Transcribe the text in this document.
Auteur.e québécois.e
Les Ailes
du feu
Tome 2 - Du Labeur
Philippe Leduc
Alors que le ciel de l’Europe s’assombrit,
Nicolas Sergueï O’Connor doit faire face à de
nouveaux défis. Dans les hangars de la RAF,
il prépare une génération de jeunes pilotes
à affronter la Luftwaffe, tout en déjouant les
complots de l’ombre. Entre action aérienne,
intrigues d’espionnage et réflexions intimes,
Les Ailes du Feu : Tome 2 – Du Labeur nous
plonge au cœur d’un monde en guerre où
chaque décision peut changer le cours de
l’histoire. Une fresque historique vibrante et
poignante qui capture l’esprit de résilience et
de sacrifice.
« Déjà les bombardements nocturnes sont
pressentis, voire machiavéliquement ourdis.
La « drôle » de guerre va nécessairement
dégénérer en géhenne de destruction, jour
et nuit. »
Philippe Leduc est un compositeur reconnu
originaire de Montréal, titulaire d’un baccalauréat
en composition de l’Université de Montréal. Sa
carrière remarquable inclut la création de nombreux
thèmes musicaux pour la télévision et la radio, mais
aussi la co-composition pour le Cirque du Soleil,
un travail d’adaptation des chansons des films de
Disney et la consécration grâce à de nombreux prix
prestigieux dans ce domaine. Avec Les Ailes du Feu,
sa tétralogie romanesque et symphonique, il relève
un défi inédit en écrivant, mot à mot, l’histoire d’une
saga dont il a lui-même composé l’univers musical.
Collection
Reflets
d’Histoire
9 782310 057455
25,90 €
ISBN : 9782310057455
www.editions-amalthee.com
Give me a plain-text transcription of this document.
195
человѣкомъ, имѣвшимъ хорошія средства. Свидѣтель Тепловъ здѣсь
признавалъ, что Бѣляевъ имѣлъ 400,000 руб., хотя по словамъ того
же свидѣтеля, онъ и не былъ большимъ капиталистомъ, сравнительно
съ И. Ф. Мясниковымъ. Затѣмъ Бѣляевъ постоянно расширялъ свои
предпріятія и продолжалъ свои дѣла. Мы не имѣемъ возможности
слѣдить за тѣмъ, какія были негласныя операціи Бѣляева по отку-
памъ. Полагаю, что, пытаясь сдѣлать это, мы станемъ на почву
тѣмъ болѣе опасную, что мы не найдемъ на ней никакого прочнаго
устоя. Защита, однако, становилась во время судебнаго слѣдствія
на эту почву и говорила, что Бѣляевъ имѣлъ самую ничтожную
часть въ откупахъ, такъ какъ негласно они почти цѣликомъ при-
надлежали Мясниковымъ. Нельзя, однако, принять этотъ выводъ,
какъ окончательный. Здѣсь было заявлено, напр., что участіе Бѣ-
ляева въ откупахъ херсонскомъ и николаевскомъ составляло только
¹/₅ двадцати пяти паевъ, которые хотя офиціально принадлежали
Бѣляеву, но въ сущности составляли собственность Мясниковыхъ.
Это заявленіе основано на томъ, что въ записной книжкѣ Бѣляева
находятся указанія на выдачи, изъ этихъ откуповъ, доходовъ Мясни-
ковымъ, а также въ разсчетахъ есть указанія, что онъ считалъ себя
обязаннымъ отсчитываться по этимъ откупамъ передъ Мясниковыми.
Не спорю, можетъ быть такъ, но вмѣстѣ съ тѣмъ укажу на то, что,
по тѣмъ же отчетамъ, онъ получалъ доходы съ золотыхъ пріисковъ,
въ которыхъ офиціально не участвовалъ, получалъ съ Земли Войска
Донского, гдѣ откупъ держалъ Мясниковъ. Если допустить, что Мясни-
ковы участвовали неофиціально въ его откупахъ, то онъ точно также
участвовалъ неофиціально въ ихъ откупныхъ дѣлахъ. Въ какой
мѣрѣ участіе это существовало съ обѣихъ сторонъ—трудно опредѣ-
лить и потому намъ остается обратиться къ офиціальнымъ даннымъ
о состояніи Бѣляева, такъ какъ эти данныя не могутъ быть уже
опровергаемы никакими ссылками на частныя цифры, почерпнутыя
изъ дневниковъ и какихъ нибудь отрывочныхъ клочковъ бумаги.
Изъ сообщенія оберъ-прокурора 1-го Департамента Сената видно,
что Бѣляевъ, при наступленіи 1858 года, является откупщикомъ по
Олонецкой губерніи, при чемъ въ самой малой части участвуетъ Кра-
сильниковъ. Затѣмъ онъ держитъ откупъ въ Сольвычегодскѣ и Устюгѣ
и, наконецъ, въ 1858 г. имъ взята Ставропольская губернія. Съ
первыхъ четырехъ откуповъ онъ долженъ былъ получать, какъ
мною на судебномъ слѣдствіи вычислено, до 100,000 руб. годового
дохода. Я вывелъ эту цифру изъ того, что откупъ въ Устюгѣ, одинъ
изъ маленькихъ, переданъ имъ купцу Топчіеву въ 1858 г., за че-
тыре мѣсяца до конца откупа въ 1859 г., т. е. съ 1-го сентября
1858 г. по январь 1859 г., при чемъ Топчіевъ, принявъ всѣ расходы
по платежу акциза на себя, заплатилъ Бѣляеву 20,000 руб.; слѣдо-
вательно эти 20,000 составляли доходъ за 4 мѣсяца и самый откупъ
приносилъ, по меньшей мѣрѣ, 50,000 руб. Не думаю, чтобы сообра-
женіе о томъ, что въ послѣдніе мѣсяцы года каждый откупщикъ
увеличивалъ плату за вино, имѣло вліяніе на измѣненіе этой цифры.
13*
§ §
» Goal:
From the records given above, copy all lines containing "откупъ".

» Reply to the exercise:
Донского, гдѣ откупъ держалъ Мясниковъ. Если допустить, что Мясни-
сильниковъ. Затѣмъ онъ держитъ откупъ въ Сольвычегодскѣ и Устюгѣ
дохода. Я вывелъ эту цифру изъ того, что откупъ въ Устюгѣ, одинъ
вательно эти 20,000 составляли доходъ за 4 мѣсяца и самый откупъ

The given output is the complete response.